■ Exercise text ■
%%

Intraday Solar Irradiance Forecast, Sattelite Derived Data, Post Processing WRF, Kalman Filter
Summary / Abstract:
The objective of this study is to improve day ahead Weather Research and Forecasting Model (WRF) forecasts in any geographical location in the Inter Tropical Zone (ITZ). The WRF model is a physical one with high biased outputs. A post processing step is required to reduce the WRF model output’s bias. This step is obtained by post processing WRF output with a Kalman filter bias correction method (hybrid physical statistical model). We proposed to use Satellite images as observation instead of ground measurements for the post processing of WRF model. Since Satellite images have a broader coverage than ground measurements. We validated our methodology over three months of Global Horizontal Irradiance (GHI) data from six stations located in French Guiana, a South America territory with a tropical climate regulated by the Intertropical-Convergence Zone. To compute the model accuracy, we used three metrics; the mean bias error, mean absolute error and root mean square error. For all sky conditions and all stations merged, the post-processing method using satellite-derived data has a similar performance to the post-processing method using ground-based irradiation measurements. Satellite-derived data perform better than ground one for clear sky conditions with low variability. Moreover, we note a better performance with satellite-derived data for high variability and independent of sky condition.

%%

■ Work to be completed ■
According to the abstract on intraday solar irradiance forecasting, why did the authors propose using satellite images rather than ground measurements as observations for post-processing the WRF model? Answer in one to three sentences.

■ Excerpted data ■
%%

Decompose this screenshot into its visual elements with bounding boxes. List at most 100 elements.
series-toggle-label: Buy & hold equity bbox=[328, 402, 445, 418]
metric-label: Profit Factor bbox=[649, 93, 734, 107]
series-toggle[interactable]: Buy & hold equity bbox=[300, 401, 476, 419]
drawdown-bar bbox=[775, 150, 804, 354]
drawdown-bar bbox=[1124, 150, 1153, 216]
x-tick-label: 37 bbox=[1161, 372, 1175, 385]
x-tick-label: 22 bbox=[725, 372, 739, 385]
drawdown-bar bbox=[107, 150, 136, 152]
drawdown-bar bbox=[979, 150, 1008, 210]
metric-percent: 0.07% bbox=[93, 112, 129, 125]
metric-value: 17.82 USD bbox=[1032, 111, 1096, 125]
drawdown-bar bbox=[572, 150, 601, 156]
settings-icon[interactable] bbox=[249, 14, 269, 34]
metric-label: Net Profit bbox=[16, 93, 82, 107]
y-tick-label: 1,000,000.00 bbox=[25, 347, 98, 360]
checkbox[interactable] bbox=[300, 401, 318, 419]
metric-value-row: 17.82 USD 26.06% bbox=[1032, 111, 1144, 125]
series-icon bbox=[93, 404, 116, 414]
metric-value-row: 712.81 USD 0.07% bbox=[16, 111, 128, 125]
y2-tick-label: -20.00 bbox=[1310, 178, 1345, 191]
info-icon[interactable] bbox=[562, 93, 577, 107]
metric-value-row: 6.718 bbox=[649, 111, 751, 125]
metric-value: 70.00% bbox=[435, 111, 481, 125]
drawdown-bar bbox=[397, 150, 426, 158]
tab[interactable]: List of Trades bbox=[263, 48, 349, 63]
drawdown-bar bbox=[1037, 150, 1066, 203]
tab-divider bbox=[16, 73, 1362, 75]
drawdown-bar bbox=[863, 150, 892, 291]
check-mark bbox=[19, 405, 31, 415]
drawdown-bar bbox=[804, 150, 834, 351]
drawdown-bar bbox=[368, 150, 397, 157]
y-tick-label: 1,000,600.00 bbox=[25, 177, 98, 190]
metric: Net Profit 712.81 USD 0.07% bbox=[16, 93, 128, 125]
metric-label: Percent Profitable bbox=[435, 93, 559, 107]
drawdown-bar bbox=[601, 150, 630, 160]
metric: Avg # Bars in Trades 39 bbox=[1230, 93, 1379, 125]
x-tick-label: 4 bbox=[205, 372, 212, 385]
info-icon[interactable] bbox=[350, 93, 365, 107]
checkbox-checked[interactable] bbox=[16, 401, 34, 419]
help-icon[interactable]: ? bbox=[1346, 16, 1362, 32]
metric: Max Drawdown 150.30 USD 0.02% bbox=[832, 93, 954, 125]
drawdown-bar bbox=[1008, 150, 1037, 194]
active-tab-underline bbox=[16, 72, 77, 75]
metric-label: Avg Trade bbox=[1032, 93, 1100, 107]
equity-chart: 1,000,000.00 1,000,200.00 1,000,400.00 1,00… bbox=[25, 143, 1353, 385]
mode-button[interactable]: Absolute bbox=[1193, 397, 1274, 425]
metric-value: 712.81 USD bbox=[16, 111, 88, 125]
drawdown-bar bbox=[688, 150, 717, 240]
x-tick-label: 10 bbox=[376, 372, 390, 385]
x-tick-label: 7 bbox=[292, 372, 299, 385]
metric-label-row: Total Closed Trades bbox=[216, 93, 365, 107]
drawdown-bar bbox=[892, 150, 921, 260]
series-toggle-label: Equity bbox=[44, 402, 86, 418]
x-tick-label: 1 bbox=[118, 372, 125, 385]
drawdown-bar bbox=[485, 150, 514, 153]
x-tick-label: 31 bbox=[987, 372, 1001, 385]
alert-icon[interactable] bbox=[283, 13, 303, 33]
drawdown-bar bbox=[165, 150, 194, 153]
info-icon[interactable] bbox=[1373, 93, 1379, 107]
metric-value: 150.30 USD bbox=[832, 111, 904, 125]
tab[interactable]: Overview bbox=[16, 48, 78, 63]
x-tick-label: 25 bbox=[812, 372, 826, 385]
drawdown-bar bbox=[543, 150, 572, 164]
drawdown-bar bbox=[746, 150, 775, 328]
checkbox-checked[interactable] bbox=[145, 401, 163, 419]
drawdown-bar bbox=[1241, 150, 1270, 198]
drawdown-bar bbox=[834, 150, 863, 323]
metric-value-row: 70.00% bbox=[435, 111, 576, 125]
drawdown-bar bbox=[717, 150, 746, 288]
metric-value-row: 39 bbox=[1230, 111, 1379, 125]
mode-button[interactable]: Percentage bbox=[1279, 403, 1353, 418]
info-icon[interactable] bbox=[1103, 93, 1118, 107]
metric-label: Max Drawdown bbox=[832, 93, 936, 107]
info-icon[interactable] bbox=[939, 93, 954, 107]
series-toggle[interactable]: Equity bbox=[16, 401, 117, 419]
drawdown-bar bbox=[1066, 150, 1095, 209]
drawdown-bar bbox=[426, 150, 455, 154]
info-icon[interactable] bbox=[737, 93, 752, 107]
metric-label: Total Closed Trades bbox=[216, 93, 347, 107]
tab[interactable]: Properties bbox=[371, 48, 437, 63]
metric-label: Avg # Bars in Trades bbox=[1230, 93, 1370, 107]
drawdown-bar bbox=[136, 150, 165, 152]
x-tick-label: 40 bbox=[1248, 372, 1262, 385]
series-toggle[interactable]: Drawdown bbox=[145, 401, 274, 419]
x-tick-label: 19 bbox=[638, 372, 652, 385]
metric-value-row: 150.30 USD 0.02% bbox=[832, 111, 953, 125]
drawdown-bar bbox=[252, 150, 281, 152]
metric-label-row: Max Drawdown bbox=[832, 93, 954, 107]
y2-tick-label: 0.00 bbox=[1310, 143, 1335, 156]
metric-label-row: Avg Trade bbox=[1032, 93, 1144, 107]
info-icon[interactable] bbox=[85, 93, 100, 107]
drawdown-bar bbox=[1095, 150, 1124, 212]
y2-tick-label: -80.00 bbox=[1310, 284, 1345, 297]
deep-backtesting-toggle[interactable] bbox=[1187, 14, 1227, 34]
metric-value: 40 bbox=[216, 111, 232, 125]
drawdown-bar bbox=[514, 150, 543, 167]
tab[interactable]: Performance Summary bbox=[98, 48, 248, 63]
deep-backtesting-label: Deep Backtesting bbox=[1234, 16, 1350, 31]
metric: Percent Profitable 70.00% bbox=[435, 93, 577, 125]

%%

■ Solution to this exercise ■
The authors proposed satellite images because they have broader coverage than ground measurements. The study aims to improve WRF forecasts in any geographical location in the Inter Tropical Zone.